- Aim of the exercise
Return the entries below verbatim. Pictures stay out.
— Begin Data shown —
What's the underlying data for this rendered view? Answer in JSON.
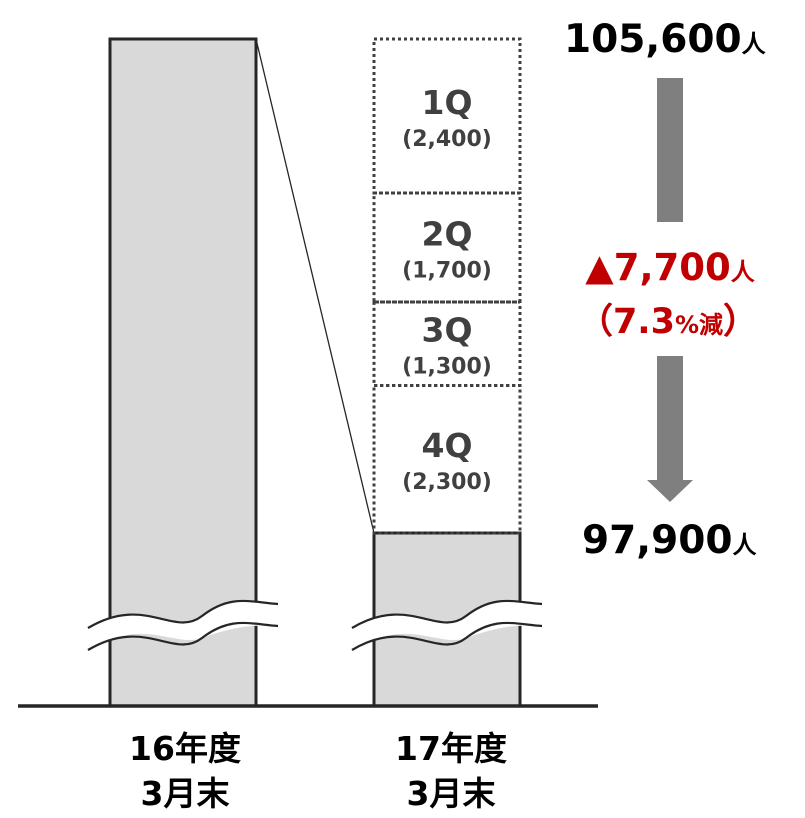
{
  "chart_data": {
    "type": "bar",
    "categories": [
      {
        "line1": "16年度",
        "line2": "3月末"
      },
      {
        "line1": "17年度",
        "line2": "3月末"
      }
    ],
    "values": [
      105600,
      97900
    ],
    "axis_break": true,
    "y_visible_range": [
      97900,
      105600
    ],
    "quarters": [
      {
        "label": "1Q",
        "value": 2400,
        "value_text": "(2,400)"
      },
      {
        "label": "2Q",
        "value": 1700,
        "value_text": "(1,700)"
      },
      {
        "label": "3Q",
        "value": 1300,
        "value_text": "(1,300)"
      },
      {
        "label": "4Q",
        "value": 2300,
        "value_text": "(2,300)"
      }
    ],
    "start_label": {
      "number": "105,600",
      "unit": "人"
    },
    "end_label": {
      "number": "97,900",
      "unit": "人"
    },
    "change": {
      "line1": "▲7,700",
      "line1_unit": "人",
      "line2_open": "（7.3",
      "line2_pct": "%減",
      "line2_close": "）"
    },
    "colors": {
      "bar_fill": "#d9d9d9",
      "bar_stroke": "#262626",
      "dotted_stroke": "#404040",
      "quarter_text": "#404040",
      "arrow": "#7f7f7f",
      "change_text": "#c00000",
      "label_text": "#000000"
    }
  }
}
— End Data shown —
- Correct answer
What's the underlying data for this rendered view? Answer in JSON.
{
  "chart_data": {
    "type": "bar",
    "categories": [
      {
        "line1": "16年度",
        "line2": "3月末"
      },
      {
        "line1": "17年度",
        "line2": "3月末"
      }
    ],
    "values": [
      105600,
      97900
    ],
    "axis_break": true,
    "y_visible_range": [
      97900,
      105600
    ],
    "quarters": [
      {
        "label": "1Q",
        "value": 2400,
        "value_text": "(2,400)"
      },
      {
        "label": "2Q",
        "value": 1700,
        "value_text": "(1,700)"
      },
      {
        "label": "3Q",
        "value": 1300,
        "value_text": "(1,300)"
      },
      {
        "label": "4Q",
        "value": 2300,
        "value_text": "(2,300)"
      }
    ],
    "start_label": {
      "number": "105,600",
      "unit": "人"
    },
    "end_label": {
      "number": "97,900",
      "unit": "人"
    },
    "change": {
      "line1": "▲7,700",
      "line1_unit": "人",
      "line2_open": "（7.3",
      "line2_pct": "%減",
      "line2_close": "）"
    },
    "colors": {
      "bar_fill": "#d9d9d9",
      "bar_stroke": "#262626",
      "dotted_stroke": "#404040",
      "quarter_text": "#404040",
      "arrow": "#7f7f7f",
      "change_text": "#c00000",
      "label_text": "#000000"
    }
  }
}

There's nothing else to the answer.